### What is needed:
Go through the records underneath and write each one out again exactly.
[Begin Input data]
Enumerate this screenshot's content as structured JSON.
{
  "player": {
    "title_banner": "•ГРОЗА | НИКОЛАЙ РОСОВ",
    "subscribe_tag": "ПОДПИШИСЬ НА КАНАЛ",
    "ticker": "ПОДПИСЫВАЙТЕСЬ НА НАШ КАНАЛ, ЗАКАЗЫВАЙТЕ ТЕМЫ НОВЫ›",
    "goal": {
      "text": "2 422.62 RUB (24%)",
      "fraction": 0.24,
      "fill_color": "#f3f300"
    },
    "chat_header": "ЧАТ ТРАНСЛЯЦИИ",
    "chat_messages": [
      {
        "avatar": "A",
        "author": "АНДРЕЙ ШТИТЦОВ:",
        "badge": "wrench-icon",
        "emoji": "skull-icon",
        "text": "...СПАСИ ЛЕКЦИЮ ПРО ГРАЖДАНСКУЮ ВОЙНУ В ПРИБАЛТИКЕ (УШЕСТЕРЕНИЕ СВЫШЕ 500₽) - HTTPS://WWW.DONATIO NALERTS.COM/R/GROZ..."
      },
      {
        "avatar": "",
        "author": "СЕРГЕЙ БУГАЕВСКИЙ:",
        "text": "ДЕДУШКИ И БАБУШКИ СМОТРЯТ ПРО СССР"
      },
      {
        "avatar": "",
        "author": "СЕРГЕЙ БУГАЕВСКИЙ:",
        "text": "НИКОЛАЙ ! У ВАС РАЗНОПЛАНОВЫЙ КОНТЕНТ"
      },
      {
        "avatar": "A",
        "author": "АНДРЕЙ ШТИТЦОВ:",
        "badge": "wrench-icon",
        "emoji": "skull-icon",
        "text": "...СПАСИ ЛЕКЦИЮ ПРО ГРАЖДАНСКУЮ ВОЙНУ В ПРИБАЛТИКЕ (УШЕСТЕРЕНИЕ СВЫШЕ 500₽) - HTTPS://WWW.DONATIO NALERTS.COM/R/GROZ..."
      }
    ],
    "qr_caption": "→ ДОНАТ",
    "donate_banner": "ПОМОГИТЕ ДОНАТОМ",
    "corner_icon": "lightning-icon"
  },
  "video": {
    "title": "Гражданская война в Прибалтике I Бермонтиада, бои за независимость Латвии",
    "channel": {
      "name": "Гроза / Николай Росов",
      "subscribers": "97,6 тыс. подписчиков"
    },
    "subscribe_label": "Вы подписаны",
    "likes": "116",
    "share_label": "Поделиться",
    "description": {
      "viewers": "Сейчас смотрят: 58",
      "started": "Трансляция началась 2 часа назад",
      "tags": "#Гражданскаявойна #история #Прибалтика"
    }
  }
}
[End Input data]
### Answer in full:
Enumerate this screenshot's content as structured JSON.
{
  "player": {
    "title_banner": "•ГРОЗА | НИКОЛАЙ РОСОВ",
    "subscribe_tag": "ПОДПИШИСЬ НА КАНАЛ",
    "ticker": "ПОДПИСЫВАЙТЕСЬ НА НАШ КАНАЛ, ЗАКАЗЫВАЙТЕ ТЕМЫ НОВЫ›",
    "goal": {
      "text": "2 422.62 RUB (24%)",
      "fraction": 0.24,
      "fill_color": "#f3f300"
    },
    "chat_header": "ЧАТ ТРАНСЛЯЦИИ",
    "chat_messages": [
      {
        "avatar": "A",
        "author": "АНДРЕЙ ШТИТЦОВ:",
        "badge": "wrench-icon",
        "emoji": "skull-icon",
        "text": "...СПАСИ ЛЕКЦИЮ ПРО ГРАЖДАНСКУЮ ВОЙНУ В ПРИБАЛТИКЕ (УШЕСТЕРЕНИЕ СВЫШЕ 500₽) - HTTPS://WWW.DONATIO NALERTS.COM/R/GROZ..."
      },
      {
        "avatar": "",
        "author": "СЕРГЕЙ БУГАЕВСКИЙ:",
        "text": "ДЕДУШКИ И БАБУШКИ СМОТРЯТ ПРО СССР"
      },
      {
        "avatar": "",
        "author": "СЕРГЕЙ БУГАЕВСКИЙ:",
        "text": "НИКОЛАЙ ! У ВАС РАЗНОПЛАНОВЫЙ КОНТЕНТ"
      },
      {
        "avatar": "A",
        "author": "АНДРЕЙ ШТИТЦОВ:",
        "badge": "wrench-icon",
        "emoji": "skull-icon",
        "text": "...СПАСИ ЛЕКЦИЮ ПРО ГРАЖДАНСКУЮ ВОЙНУ В ПРИБАЛТИКЕ (УШЕСТЕРЕНИЕ СВЫШЕ 500₽) - HTTPS://WWW.DONATIO NALERTS.COM/R/GROZ..."
      }
    ],
    "qr_caption": "→ ДОНАТ",
    "donate_banner": "ПОМОГИТЕ ДОНАТОМ",
    "corner_icon": "lightning-icon"
  },
  "video": {
    "title": "Гражданская война в Прибалтике I Бермонтиада, бои за независимость Латвии",
    "channel": {
      "name": "Гроза / Николай Росов",
      "subscribers": "97,6 тыс. подписчиков"
    },
    "subscribe_label": "Вы подписаны",
    "likes": "116",
    "share_label": "Поделиться",
    "description": {
      "viewers": "Сейчас смотрят: 58",
      "started": "Трансляция началась 2 часа назад",
      "tags": "#Гражданскаявойна #история #Прибалтика"
    }
  }
}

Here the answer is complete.